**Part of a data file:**

----------------------------------------

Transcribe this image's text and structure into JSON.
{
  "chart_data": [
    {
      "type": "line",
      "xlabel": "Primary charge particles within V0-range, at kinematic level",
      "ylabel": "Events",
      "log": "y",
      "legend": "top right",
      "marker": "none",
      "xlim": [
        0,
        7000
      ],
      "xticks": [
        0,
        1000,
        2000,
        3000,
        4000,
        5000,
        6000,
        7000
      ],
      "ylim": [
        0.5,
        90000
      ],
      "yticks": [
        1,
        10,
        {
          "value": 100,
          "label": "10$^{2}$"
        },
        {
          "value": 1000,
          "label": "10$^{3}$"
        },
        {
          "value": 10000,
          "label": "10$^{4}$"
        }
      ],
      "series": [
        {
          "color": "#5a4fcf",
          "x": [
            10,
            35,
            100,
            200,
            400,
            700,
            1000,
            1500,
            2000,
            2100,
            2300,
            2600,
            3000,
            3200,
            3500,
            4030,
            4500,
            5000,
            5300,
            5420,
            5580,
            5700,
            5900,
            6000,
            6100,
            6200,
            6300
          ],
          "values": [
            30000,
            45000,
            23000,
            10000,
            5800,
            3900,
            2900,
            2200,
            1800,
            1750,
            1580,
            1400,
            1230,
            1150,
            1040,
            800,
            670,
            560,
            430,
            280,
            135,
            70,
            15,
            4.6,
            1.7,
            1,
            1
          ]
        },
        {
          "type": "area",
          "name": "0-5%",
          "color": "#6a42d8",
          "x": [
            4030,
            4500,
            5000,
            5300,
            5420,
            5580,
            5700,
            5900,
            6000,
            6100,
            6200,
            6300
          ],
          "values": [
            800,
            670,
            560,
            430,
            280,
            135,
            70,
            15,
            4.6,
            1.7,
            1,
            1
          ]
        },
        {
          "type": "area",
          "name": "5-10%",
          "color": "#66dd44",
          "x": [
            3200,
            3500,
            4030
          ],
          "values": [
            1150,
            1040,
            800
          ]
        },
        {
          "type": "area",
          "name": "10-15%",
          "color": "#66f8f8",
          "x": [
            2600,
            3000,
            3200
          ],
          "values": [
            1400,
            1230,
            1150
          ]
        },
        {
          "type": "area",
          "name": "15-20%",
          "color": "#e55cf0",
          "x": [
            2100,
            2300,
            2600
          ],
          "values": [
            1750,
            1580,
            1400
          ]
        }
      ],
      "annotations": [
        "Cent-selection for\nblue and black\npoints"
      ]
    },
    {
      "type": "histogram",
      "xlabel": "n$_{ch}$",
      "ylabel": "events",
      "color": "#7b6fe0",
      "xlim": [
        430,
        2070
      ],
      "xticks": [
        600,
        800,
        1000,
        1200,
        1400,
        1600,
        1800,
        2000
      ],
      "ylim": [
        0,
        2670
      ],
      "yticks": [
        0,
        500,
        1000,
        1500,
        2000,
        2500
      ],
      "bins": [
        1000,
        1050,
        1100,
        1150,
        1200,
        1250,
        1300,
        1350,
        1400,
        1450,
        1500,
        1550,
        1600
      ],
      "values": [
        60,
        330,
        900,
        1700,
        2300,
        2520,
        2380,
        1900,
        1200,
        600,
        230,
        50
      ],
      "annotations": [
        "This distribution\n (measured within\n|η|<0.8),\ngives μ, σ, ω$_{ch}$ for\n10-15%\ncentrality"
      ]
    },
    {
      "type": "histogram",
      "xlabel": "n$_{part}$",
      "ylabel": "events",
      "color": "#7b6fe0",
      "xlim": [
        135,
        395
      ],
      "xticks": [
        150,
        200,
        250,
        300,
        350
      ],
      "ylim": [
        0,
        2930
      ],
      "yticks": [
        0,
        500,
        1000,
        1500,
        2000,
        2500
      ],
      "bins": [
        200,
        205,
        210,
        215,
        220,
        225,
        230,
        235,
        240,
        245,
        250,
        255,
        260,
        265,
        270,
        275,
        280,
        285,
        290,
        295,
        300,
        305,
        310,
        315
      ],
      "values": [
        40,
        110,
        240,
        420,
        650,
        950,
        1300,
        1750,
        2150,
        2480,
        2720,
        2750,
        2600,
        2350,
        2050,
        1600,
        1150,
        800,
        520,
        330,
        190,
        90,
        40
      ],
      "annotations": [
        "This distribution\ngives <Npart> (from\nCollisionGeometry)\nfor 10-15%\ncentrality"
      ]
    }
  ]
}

----------------------------------------

**SHORT EXERCISE:** Write out all the lines again, exactly as they are.

**EXERCISE OUTPUT:**
Transcribe this image's text and structure into JSON.
{
  "chart_data": [
    {
      "type": "line",
      "xlabel": "Primary charge particles within V0-range, at kinematic level",
      "ylabel": "Events",
      "log": "y",
      "legend": "top right",
      "marker": "none",
      "xlim": [
        0,
        7000
      ],
      "xticks": [
        0,
        1000,
        2000,
        3000,
        4000,
        5000,
        6000,
        7000
      ],
      "ylim": [
        0.5,
        90000
      ],
      "yticks": [
        1,
        10,
        {
          "value": 100,
          "label": "10$^{2}$"
        },
        {
          "value": 1000,
          "label": "10$^{3}$"
        },
        {
          "value": 10000,
          "label": "10$^{4}$"
        }
      ],
      "series": [
        {
          "color": "#5a4fcf",
          "x": [
            10,
            35,
            100,
            200,
            400,
            700,
            1000,
            1500,
            2000,
            2100,
            2300,
            2600,
            3000,
            3200,
            3500,
            4030,
            4500,
            5000,
            5300,
            5420,
            5580,
            5700,
            5900,
            6000,
            6100,
            6200,
            6300
          ],
          "values": [
            30000,
            45000,
            23000,
            10000,
            5800,
            3900,
            2900,
            2200,
            1800,
            1750,
            1580,
            1400,
            1230,
            1150,
            1040,
            800,
            670,
            560,
            430,
            280,
            135,
            70,
            15,
            4.6,
            1.7,
            1,
            1
          ]
        },
        {
          "type": "area",
          "name": "0-5%",
          "color": "#6a42d8",
          "x": [
            4030,
            4500,
            5000,
            5300,
            5420,
            5580,
            5700,
            5900,
            6000,
            6100,
            6200,
            6300
          ],
          "values": [
            800,
            670,
            560,
            430,
            280,
            135,
            70,
            15,
            4.6,
            1.7,
            1,
            1
          ]
        },
        {
          "type": "area",
          "name": "5-10%",
          "color": "#66dd44",
          "x": [
            3200,
            3500,
            4030
          ],
          "values": [
            1150,
            1040,
            800
          ]
        },
        {
          "type": "area",
          "name": "10-15%",
          "color": "#66f8f8",
          "x": [
            2600,
            3000,
            3200
          ],
          "values": [
            1400,
            1230,
            1150
          ]
        },
        {
          "type": "area",
          "name": "15-20%",
          "color": "#e55cf0",
          "x": [
            2100,
            2300,
            2600
          ],
          "values": [
            1750,
            1580,
            1400
          ]
        }
      ],
      "annotations": [
        "Cent-selection for\nblue and black\npoints"
      ]
    },
    {
      "type": "histogram",
      "xlabel": "n$_{ch}$",
      "ylabel": "events",
      "color": "#7b6fe0",
      "xlim": [
        430,
        2070
      ],
      "xticks": [
        600,
        800,
        1000,
        1200,
        1400,
        1600,
        1800,
        2000
      ],
      "ylim": [
        0,
        2670
      ],
      "yticks": [
        0,
        500,
        1000,
        1500,
        2000,
        2500
      ],
      "bins": [
        1000,
        1050,
        1100,
        1150,
        1200,
        1250,
        1300,
        1350,
        1400,
        1450,
        1500,
        1550,
        1600
      ],
      "values": [
        60,
        330,
        900,
        1700,
        2300,
        2520,
        2380,
        1900,
        1200,
        600,
        230,
        50
      ],
      "annotations": [
        "This distribution\n (measured within\n|η|<0.8),\ngives μ, σ, ω$_{ch}$ for\n10-15%\ncentrality"
      ]
    },
    {
      "type": "histogram",
      "xlabel": "n$_{part}$",
      "ylabel": "events",
      "color": "#7b6fe0",
      "xlim": [
        135,
        395
      ],
      "xticks": [
        150,
        200,
        250,
        300,
        350
      ],
      "ylim": [
        0,
        2930
      ],
      "yticks": [
        0,
        500,
        1000,
        1500,
        2000,
        2500
      ],
      "bins": [
        200,
        205,
        210,
        215,
        220,
        225,
        230,
        235,
        240,
        245,
        250,
        255,
        260,
        265,
        270,
        275,
        280,
        285,
        290,
        295,
        300,
        305,
        310,
        315
      ],
      "values": [
        40,
        110,
        240,
        420,
        650,
        950,
        1300,
        1750,
        2150,
        2480,
        2720,
        2750,
        2600,
        2350,
        2050,
        1600,
        1150,
        800,
        520,
        330,
        190,
        90,
        40
      ],
      "annotations": [
        "This distribution\ngives <Npart> (from\nCollisionGeometry)\nfor 10-15%\ncentrality"
      ]
    }
  ]
}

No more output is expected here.